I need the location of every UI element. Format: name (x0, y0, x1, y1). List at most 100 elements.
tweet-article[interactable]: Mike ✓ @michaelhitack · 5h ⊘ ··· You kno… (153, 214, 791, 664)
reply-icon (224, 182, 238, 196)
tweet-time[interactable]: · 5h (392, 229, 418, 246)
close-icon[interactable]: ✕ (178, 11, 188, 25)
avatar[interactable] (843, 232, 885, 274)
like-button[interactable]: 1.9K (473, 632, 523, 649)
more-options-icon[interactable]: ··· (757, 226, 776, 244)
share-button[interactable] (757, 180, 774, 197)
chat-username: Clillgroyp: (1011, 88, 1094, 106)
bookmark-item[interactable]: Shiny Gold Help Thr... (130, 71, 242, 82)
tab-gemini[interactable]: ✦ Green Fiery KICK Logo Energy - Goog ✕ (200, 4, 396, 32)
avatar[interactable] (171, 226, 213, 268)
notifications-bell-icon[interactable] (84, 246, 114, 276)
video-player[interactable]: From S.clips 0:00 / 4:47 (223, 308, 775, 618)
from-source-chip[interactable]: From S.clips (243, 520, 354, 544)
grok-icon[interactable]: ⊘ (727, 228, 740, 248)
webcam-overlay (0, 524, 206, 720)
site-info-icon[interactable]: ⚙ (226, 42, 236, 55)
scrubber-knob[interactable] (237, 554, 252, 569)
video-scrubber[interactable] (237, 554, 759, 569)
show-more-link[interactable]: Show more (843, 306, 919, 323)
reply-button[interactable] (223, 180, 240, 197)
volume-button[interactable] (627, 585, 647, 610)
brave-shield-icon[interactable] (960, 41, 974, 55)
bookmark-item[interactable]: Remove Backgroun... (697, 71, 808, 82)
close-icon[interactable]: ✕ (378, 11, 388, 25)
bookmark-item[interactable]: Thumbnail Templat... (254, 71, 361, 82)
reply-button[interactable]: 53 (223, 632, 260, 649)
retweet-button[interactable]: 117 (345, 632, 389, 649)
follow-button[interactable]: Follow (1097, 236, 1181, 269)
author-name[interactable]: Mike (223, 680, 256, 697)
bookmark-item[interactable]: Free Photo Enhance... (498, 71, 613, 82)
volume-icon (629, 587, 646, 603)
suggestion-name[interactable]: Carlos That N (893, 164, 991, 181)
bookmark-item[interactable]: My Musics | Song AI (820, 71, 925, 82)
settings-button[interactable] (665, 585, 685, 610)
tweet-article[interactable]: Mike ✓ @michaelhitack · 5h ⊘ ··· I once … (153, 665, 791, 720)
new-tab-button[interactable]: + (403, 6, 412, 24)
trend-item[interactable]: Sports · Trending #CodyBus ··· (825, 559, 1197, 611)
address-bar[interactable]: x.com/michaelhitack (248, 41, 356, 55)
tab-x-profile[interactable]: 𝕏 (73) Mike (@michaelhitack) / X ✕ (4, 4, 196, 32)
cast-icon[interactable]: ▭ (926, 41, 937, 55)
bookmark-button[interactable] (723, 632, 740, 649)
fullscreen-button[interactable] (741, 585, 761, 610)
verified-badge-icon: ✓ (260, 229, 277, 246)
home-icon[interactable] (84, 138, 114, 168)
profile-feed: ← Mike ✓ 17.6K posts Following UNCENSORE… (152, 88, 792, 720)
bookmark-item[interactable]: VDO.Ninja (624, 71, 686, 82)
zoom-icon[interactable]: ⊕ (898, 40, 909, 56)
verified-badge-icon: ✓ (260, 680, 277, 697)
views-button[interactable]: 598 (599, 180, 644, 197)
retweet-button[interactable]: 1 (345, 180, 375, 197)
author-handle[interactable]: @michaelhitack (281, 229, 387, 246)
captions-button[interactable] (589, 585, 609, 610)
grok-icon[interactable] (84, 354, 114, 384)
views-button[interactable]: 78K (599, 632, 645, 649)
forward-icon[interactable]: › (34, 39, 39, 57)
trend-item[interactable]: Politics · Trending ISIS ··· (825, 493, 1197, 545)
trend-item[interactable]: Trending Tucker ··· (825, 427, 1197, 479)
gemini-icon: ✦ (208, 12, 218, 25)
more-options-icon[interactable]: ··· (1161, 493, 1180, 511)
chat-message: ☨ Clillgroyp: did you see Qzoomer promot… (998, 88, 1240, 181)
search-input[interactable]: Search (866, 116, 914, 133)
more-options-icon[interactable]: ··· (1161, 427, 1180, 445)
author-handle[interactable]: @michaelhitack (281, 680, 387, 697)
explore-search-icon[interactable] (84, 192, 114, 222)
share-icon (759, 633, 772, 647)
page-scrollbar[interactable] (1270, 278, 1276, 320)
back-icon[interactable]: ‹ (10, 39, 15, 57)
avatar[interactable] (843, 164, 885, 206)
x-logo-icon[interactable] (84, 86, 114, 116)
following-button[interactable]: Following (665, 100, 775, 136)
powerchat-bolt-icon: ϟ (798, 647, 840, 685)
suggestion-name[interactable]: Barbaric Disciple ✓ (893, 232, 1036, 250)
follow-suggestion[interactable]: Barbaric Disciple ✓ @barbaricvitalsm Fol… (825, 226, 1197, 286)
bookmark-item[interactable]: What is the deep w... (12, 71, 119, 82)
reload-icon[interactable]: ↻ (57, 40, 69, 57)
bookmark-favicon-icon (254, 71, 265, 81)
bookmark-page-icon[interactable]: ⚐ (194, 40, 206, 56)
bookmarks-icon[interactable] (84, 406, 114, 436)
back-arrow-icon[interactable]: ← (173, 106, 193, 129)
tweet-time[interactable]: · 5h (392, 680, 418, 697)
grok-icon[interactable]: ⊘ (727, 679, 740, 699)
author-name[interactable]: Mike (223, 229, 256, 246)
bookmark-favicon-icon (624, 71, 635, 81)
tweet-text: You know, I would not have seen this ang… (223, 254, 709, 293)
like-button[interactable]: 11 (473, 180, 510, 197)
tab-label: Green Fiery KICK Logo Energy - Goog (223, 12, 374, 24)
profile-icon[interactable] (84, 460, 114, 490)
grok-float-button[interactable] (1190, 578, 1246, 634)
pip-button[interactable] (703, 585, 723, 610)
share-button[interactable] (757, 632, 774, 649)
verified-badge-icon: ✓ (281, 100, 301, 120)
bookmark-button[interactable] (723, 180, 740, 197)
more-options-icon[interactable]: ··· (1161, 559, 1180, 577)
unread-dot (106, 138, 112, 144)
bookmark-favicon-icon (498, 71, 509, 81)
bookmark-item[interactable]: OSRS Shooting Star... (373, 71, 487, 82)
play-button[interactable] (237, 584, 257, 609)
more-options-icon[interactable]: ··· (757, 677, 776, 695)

────────────────

__PROBLEM DESCRIPTION__.
How many lines of the records contain the string "Clillgroyp", matching case? Reply with the number only.

__PROBLEM SOLUTION__.
2